== Available data ==
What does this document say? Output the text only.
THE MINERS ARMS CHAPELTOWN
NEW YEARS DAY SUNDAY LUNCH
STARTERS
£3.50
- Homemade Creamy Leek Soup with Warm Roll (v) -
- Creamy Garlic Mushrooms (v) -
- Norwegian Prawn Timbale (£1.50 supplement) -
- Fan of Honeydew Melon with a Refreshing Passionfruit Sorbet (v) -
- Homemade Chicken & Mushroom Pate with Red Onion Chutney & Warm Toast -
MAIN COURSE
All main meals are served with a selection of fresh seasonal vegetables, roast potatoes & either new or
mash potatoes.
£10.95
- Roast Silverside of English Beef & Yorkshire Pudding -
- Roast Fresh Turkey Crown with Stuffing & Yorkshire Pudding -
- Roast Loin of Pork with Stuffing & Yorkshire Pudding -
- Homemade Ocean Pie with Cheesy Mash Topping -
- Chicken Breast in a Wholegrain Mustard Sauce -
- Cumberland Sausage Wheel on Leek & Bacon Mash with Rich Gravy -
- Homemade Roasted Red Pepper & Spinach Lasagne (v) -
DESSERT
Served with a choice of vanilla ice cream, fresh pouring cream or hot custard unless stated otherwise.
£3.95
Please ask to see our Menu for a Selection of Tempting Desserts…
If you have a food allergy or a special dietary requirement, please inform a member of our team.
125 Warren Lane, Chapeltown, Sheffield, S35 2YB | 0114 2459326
===
== Available data ==
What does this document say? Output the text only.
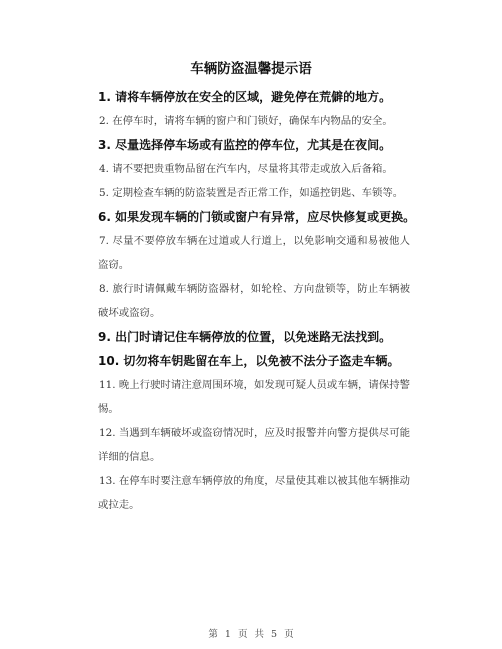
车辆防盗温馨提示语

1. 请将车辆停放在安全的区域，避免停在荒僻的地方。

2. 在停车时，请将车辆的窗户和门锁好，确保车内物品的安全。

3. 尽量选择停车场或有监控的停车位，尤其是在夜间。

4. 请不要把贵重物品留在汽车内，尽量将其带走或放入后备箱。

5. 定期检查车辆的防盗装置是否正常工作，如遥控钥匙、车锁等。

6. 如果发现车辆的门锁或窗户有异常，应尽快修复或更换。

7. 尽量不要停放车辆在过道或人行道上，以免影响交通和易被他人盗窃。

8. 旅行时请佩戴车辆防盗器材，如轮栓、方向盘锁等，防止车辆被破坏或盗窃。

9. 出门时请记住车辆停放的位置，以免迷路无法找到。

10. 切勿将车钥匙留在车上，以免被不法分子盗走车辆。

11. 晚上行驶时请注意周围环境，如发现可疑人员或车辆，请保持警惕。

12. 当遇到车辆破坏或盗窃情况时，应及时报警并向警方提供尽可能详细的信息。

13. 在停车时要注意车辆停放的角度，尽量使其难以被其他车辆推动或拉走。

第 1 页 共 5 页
===
== Available data ==
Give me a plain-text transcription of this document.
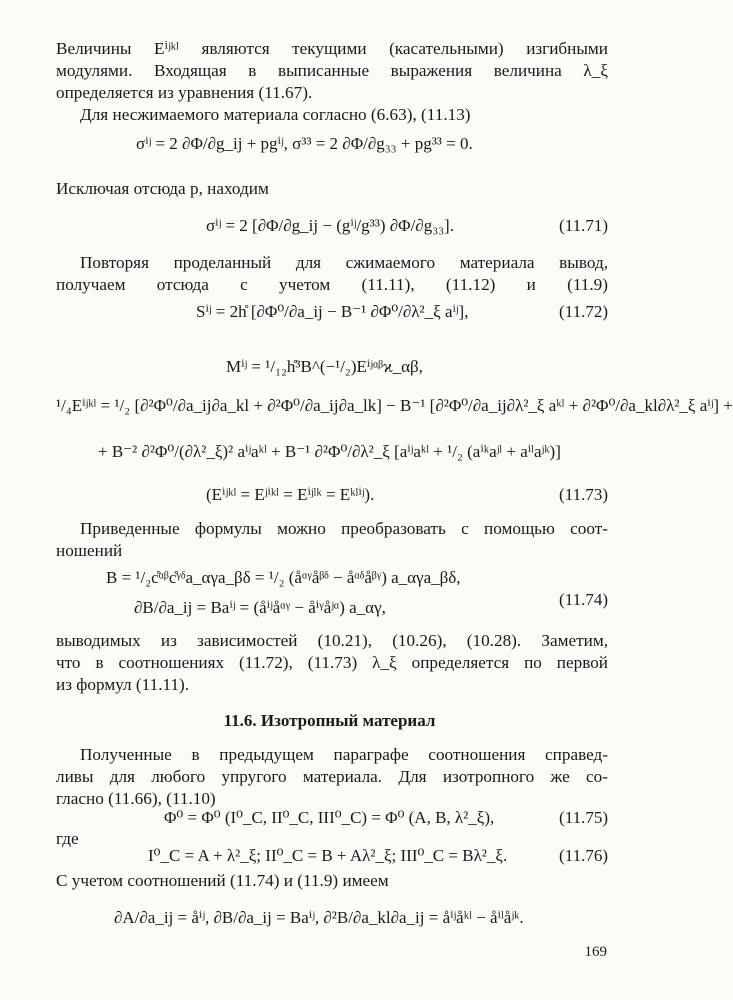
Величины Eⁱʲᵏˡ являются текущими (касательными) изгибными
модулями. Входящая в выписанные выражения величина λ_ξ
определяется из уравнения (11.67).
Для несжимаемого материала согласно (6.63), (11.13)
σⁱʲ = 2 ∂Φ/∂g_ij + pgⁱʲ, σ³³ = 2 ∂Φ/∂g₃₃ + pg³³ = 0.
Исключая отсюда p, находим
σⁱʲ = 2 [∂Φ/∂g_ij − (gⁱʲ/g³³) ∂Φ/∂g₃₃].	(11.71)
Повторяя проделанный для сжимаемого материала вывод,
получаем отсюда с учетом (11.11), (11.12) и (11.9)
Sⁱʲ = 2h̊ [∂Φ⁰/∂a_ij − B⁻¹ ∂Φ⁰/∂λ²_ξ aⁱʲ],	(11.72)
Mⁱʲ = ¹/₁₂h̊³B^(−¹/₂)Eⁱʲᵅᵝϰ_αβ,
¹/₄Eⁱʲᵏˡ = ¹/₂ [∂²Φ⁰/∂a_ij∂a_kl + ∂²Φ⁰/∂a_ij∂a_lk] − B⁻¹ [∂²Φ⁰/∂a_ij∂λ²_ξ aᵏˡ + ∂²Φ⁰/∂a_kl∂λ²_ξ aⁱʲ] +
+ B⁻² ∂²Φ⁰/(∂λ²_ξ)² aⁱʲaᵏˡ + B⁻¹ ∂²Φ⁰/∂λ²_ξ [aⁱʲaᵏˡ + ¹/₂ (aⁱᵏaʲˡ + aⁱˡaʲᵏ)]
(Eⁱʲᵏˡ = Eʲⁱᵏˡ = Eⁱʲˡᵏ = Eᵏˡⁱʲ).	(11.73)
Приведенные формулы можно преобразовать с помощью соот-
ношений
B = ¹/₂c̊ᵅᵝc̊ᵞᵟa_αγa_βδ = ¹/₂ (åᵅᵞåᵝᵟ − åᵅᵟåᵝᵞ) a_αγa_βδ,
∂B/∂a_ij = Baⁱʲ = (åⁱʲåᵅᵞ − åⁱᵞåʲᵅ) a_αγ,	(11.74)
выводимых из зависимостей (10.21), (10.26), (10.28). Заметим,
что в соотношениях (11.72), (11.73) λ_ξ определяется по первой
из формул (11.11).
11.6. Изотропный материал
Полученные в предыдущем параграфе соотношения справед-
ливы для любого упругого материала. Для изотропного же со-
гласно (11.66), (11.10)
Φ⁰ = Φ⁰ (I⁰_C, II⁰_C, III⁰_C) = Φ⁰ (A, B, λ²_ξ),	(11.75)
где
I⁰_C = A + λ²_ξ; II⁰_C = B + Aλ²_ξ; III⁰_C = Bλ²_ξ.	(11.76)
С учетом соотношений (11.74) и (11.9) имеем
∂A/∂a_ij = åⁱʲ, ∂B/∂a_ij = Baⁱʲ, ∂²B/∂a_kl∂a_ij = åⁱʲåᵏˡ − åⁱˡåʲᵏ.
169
===
- Set problem
Pick out every line with the string "Leek" and copy it.

- Written solution
- Homemade Creamy Leek Soup with Warm Roll (v) -
- Cumberland Sausage Wheel on Leek & Bacon Mash with Rich Gravy -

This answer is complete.